WHAT YOU WILL DO:
Every record that follows must be duplicated exactly, with images left out.

--------------------

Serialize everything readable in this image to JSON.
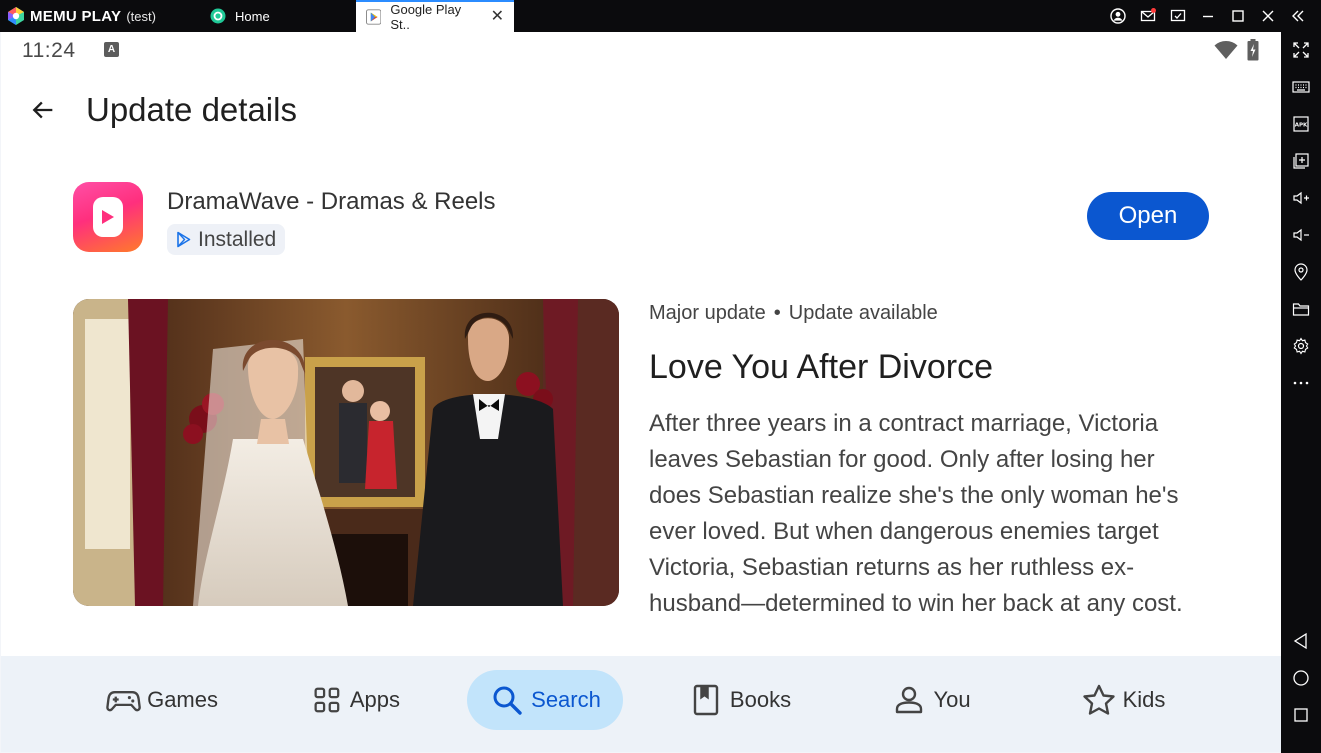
{
  "emulator": {
    "brand": "MEMU PLAY",
    "brand_suffix": "(test)",
    "tabs": [
      {
        "label": "Home"
      },
      {
        "label": "Google Play St.."
      }
    ]
  },
  "status_bar": {
    "time": "11:24",
    "badge": "A"
  },
  "app_bar": {
    "title": "Update details"
  },
  "app": {
    "name": "DramaWave - Dramas & Reels",
    "installed_label": "Installed",
    "open_label": "Open"
  },
  "update": {
    "tag1": "Major update",
    "separator": "•",
    "tag2": "Update available",
    "title": "Love You After Divorce",
    "description": "After three years in a contract marriage, Victoria leaves Sebastian for good. Only after losing her does Sebastian realize she's the only woman he's ever loved. But when dangerous enemies target Victoria, Sebastian returns as her ruthless ex-husband—determined to win her back at any cost."
  },
  "bottom_nav": {
    "items": [
      {
        "label": "Games",
        "icon": "gamepad-icon"
      },
      {
        "label": "Apps",
        "icon": "apps-grid-icon"
      },
      {
        "label": "Search",
        "icon": "search-icon",
        "active": true
      },
      {
        "label": "Books",
        "icon": "book-icon"
      },
      {
        "label": "You",
        "icon": "person-icon"
      },
      {
        "label": "Kids",
        "icon": "star-icon"
      }
    ]
  },
  "colors": {
    "primary": "#0b57d0",
    "active_nav_bg": "#c2e4fb",
    "nav_bg": "#edf2f8",
    "emulator_chrome": "#0b0b0d"
  }
}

--------------------

TASK OUTPUT:
Serialize everything readable in this image to JSON.
{
  "emulator": {
    "brand": "MEMU PLAY",
    "brand_suffix": "(test)",
    "tabs": [
      {
        "label": "Home"
      },
      {
        "label": "Google Play St.."
      }
    ]
  },
  "status_bar": {
    "time": "11:24",
    "badge": "A"
  },
  "app_bar": {
    "title": "Update details"
  },
  "app": {
    "name": "DramaWave - Dramas & Reels",
    "installed_label": "Installed",
    "open_label": "Open"
  },
  "update": {
    "tag1": "Major update",
    "separator": "•",
    "tag2": "Update available",
    "title": "Love You After Divorce",
    "description": "After three years in a contract marriage, Victoria leaves Sebastian for good. Only after losing her does Sebastian realize she's the only woman he's ever loved. But when dangerous enemies target Victoria, Sebastian returns as her ruthless ex-husband—determined to win her back at any cost."
  },
  "bottom_nav": {
    "items": [
      {
        "label": "Games",
        "icon": "gamepad-icon"
      },
      {
        "label": "Apps",
        "icon": "apps-grid-icon"
      },
      {
        "label": "Search",
        "icon": "search-icon",
        "active": true
      },
      {
        "label": "Books",
        "icon": "book-icon"
      },
      {
        "label": "You",
        "icon": "person-icon"
      },
      {
        "label": "Kids",
        "icon": "star-icon"
      }
    ]
  },
  "colors": {
    "primary": "#0b57d0",
    "active_nav_bg": "#c2e4fb",
    "nav_bg": "#edf2f8",
    "emulator_chrome": "#0b0b0d"
  }
}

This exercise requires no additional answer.